■ TASK INSTRUCTIONS ■
Write the listing out again, all of it, word for word.

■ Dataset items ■
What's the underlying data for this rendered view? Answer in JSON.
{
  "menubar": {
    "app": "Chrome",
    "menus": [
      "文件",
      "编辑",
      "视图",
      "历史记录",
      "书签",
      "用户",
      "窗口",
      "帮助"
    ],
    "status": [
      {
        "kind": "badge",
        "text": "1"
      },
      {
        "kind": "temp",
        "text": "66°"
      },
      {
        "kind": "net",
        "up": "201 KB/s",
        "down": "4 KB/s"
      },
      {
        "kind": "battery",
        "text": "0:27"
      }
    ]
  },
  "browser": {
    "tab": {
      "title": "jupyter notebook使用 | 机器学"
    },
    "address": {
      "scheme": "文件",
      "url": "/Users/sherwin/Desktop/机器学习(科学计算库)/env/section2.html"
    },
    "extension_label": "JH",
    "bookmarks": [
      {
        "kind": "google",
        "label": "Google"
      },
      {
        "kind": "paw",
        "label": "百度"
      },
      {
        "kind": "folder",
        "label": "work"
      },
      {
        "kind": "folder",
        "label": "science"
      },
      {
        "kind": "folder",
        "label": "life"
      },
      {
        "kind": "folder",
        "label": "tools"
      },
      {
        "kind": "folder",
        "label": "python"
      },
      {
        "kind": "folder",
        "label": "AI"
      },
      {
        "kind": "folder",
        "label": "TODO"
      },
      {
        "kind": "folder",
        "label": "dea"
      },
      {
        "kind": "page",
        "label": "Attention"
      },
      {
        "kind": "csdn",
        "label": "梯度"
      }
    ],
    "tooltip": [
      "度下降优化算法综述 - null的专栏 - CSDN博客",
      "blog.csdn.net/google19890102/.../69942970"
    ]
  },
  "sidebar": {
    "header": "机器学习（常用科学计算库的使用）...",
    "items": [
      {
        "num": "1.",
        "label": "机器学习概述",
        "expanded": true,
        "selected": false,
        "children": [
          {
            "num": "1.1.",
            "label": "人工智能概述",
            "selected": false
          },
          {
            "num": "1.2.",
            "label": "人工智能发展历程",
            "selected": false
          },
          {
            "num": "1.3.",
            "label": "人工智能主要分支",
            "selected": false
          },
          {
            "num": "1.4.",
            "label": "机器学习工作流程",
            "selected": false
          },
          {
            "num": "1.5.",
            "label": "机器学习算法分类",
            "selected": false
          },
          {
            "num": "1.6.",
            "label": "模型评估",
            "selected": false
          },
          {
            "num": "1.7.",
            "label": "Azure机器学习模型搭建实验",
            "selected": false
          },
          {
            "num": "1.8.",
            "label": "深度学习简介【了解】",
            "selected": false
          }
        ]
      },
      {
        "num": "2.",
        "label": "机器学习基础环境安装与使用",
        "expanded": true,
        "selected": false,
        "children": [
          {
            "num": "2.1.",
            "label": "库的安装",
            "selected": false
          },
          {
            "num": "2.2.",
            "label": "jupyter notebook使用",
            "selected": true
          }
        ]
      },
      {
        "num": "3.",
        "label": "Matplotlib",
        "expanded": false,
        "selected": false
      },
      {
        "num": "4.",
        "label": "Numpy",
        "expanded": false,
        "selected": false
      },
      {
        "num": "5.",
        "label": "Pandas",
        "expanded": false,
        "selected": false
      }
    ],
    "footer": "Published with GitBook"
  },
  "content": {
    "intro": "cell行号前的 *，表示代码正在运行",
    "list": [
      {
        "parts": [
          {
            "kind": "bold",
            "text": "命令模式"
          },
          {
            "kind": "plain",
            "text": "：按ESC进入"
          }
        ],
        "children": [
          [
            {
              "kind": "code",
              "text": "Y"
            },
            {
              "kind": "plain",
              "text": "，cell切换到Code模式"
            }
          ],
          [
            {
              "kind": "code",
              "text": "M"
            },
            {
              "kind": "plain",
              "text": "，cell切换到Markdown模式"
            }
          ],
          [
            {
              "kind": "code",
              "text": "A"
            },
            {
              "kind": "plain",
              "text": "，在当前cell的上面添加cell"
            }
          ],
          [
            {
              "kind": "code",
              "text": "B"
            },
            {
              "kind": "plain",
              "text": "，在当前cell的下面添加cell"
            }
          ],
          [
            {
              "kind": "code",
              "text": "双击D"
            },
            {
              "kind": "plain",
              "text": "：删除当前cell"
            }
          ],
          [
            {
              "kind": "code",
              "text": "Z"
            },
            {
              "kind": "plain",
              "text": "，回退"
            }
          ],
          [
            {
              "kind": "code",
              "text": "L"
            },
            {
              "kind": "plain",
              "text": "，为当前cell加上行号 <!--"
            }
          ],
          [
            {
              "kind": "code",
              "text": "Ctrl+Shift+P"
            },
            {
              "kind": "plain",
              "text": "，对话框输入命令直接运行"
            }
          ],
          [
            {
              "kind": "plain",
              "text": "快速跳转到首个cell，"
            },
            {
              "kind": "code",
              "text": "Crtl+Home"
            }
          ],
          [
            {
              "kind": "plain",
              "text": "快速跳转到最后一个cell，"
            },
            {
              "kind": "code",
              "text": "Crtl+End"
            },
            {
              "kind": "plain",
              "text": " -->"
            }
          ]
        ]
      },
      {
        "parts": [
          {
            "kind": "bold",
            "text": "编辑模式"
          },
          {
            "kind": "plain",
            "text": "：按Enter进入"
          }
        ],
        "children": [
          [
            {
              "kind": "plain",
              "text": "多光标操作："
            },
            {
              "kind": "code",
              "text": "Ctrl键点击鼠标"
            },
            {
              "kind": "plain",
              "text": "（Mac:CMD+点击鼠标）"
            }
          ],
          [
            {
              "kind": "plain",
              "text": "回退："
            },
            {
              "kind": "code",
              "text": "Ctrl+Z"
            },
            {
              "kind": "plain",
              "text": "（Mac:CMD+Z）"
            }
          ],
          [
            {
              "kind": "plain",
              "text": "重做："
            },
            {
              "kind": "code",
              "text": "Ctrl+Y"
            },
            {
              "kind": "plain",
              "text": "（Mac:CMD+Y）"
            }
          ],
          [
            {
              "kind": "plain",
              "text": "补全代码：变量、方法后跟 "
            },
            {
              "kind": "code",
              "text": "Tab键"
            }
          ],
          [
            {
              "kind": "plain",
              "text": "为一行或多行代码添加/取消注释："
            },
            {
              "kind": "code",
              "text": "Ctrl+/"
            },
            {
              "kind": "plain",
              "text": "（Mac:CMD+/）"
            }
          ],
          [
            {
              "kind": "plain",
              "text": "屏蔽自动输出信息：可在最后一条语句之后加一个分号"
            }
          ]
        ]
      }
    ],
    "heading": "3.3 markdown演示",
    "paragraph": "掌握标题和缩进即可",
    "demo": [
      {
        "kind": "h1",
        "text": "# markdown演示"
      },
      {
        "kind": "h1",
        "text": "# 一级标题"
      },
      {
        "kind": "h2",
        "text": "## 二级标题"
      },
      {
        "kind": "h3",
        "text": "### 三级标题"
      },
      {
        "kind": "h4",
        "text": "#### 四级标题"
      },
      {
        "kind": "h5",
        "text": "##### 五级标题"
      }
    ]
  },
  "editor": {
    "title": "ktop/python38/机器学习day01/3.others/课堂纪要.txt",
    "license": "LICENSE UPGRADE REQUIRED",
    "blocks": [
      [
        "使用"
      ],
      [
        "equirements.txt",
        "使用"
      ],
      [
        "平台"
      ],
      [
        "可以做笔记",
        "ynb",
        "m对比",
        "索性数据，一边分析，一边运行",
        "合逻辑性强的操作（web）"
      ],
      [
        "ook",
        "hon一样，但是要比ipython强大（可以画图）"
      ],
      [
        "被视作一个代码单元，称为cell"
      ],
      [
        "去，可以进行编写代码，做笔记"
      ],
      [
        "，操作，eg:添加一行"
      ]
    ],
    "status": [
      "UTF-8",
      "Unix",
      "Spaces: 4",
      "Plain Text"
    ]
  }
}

■ TASK RESULT ■
What's the underlying data for this rendered view? Answer in JSON.
{
  "menubar": {
    "app": "Chrome",
    "menus": [
      "文件",
      "编辑",
      "视图",
      "历史记录",
      "书签",
      "用户",
      "窗口",
      "帮助"
    ],
    "status": [
      {
        "kind": "badge",
        "text": "1"
      },
      {
        "kind": "temp",
        "text": "66°"
      },
      {
        "kind": "net",
        "up": "201 KB/s",
        "down": "4 KB/s"
      },
      {
        "kind": "battery",
        "text": "0:27"
      }
    ]
  },
  "browser": {
    "tab": {
      "title": "jupyter notebook使用 | 机器学"
    },
    "address": {
      "scheme": "文件",
      "url": "/Users/sherwin/Desktop/机器学习(科学计算库)/env/section2.html"
    },
    "extension_label": "JH",
    "bookmarks": [
      {
        "kind": "google",
        "label": "Google"
      },
      {
        "kind": "paw",
        "label": "百度"
      },
      {
        "kind": "folder",
        "label": "work"
      },
      {
        "kind": "folder",
        "label": "science"
      },
      {
        "kind": "folder",
        "label": "life"
      },
      {
        "kind": "folder",
        "label": "tools"
      },
      {
        "kind": "folder",
        "label": "python"
      },
      {
        "kind": "folder",
        "label": "AI"
      },
      {
        "kind": "folder",
        "label": "TODO"
      },
      {
        "kind": "folder",
        "label": "dea"
      },
      {
        "kind": "page",
        "label": "Attention"
      },
      {
        "kind": "csdn",
        "label": "梯度"
      }
    ],
    "tooltip": [
      "度下降优化算法综述 - null的专栏 - CSDN博客",
      "blog.csdn.net/google19890102/.../69942970"
    ]
  },
  "sidebar": {
    "header": "机器学习（常用科学计算库的使用）...",
    "items": [
      {
        "num": "1.",
        "label": "机器学习概述",
        "expanded": true,
        "selected": false,
        "children": [
          {
            "num": "1.1.",
            "label": "人工智能概述",
            "selected": false
          },
          {
            "num": "1.2.",
            "label": "人工智能发展历程",
            "selected": false
          },
          {
            "num": "1.3.",
            "label": "人工智能主要分支",
            "selected": false
          },
          {
            "num": "1.4.",
            "label": "机器学习工作流程",
            "selected": false
          },
          {
            "num": "1.5.",
            "label": "机器学习算法分类",
            "selected": false
          },
          {
            "num": "1.6.",
            "label": "模型评估",
            "selected": false
          },
          {
            "num": "1.7.",
            "label": "Azure机器学习模型搭建实验",
            "selected": false
          },
          {
            "num": "1.8.",
            "label": "深度学习简介【了解】",
            "selected": false
          }
        ]
      },
      {
        "num": "2.",
        "label": "机器学习基础环境安装与使用",
        "expanded": true,
        "selected": false,
        "children": [
          {
            "num": "2.1.",
            "label": "库的安装",
            "selected": false
          },
          {
            "num": "2.2.",
            "label": "jupyter notebook使用",
            "selected": true
          }
        ]
      },
      {
        "num": "3.",
        "label": "Matplotlib",
        "expanded": false,
        "selected": false
      },
      {
        "num": "4.",
        "label": "Numpy",
        "expanded": false,
        "selected": false
      },
      {
        "num": "5.",
        "label": "Pandas",
        "expanded": false,
        "selected": false
      }
    ],
    "footer": "Published with GitBook"
  },
  "content": {
    "intro": "cell行号前的 *，表示代码正在运行",
    "list": [
      {
        "parts": [
          {
            "kind": "bold",
            "text": "命令模式"
          },
          {
            "kind": "plain",
            "text": "：按ESC进入"
          }
        ],
        "children": [
          [
            {
              "kind": "code",
              "text": "Y"
            },
            {
              "kind": "plain",
              "text": "，cell切换到Code模式"
            }
          ],
          [
            {
              "kind": "code",
              "text": "M"
            },
            {
              "kind": "plain",
              "text": "，cell切换到Markdown模式"
            }
          ],
          [
            {
              "kind": "code",
              "text": "A"
            },
            {
              "kind": "plain",
              "text": "，在当前cell的上面添加cell"
            }
          ],
          [
            {
              "kind": "code",
              "text": "B"
            },
            {
              "kind": "plain",
              "text": "，在当前cell的下面添加cell"
            }
          ],
          [
            {
              "kind": "code",
              "text": "双击D"
            },
            {
              "kind": "plain",
              "text": "：删除当前cell"
            }
          ],
          [
            {
              "kind": "code",
              "text": "Z"
            },
            {
              "kind": "plain",
              "text": "，回退"
            }
          ],
          [
            {
              "kind": "code",
              "text": "L"
            },
            {
              "kind": "plain",
              "text": "，为当前cell加上行号 <!--"
            }
          ],
          [
            {
              "kind": "code",
              "text": "Ctrl+Shift+P"
            },
            {
              "kind": "plain",
              "text": "，对话框输入命令直接运行"
            }
          ],
          [
            {
              "kind": "plain",
              "text": "快速跳转到首个cell，"
            },
            {
              "kind": "code",
              "text": "Crtl+Home"
            }
          ],
          [
            {
              "kind": "plain",
              "text": "快速跳转到最后一个cell，"
            },
            {
              "kind": "code",
              "text": "Crtl+End"
            },
            {
              "kind": "plain",
              "text": " -->"
            }
          ]
        ]
      },
      {
        "parts": [
          {
            "kind": "bold",
            "text": "编辑模式"
          },
          {
            "kind": "plain",
            "text": "：按Enter进入"
          }
        ],
        "children": [
          [
            {
              "kind": "plain",
              "text": "多光标操作："
            },
            {
              "kind": "code",
              "text": "Ctrl键点击鼠标"
            },
            {
              "kind": "plain",
              "text": "（Mac:CMD+点击鼠标）"
            }
          ],
          [
            {
              "kind": "plain",
              "text": "回退："
            },
            {
              "kind": "code",
              "text": "Ctrl+Z"
            },
            {
              "kind": "plain",
              "text": "（Mac:CMD+Z）"
            }
          ],
          [
            {
              "kind": "plain",
              "text": "重做："
            },
            {
              "kind": "code",
              "text": "Ctrl+Y"
            },
            {
              "kind": "plain",
              "text": "（Mac:CMD+Y）"
            }
          ],
          [
            {
              "kind": "plain",
              "text": "补全代码：变量、方法后跟 "
            },
            {
              "kind": "code",
              "text": "Tab键"
            }
          ],
          [
            {
              "kind": "plain",
              "text": "为一行或多行代码添加/取消注释："
            },
            {
              "kind": "code",
              "text": "Ctrl+/"
            },
            {
              "kind": "plain",
              "text": "（Mac:CMD+/）"
            }
          ],
          [
            {
              "kind": "plain",
              "text": "屏蔽自动输出信息：可在最后一条语句之后加一个分号"
            }
          ]
        ]
      }
    ],
    "heading": "3.3 markdown演示",
    "paragraph": "掌握标题和缩进即可",
    "demo": [
      {
        "kind": "h1",
        "text": "# markdown演示"
      },
      {
        "kind": "h1",
        "text": "# 一级标题"
      },
      {
        "kind": "h2",
        "text": "## 二级标题"
      },
      {
        "kind": "h3",
        "text": "### 三级标题"
      },
      {
        "kind": "h4",
        "text": "#### 四级标题"
      },
      {
        "kind": "h5",
        "text": "##### 五级标题"
      }
    ]
  },
  "editor": {
    "title": "ktop/python38/机器学习day01/3.others/课堂纪要.txt",
    "license": "LICENSE UPGRADE REQUIRED",
    "blocks": [
      [
        "使用"
      ],
      [
        "equirements.txt",
        "使用"
      ],
      [
        "平台"
      ],
      [
        "可以做笔记",
        "ynb",
        "m对比",
        "索性数据，一边分析，一边运行",
        "合逻辑性强的操作（web）"
      ],
      [
        "ook",
        "hon一样，但是要比ipython强大（可以画图）"
      ],
      [
        "被视作一个代码单元，称为cell"
      ],
      [
        "去，可以进行编写代码，做笔记"
      ],
      [
        "，操作，eg:添加一行"
      ]
    ],
    "status": [
      "UTF-8",
      "Unix",
      "Spaces: 4",
      "Plain Text"
    ]
  }
}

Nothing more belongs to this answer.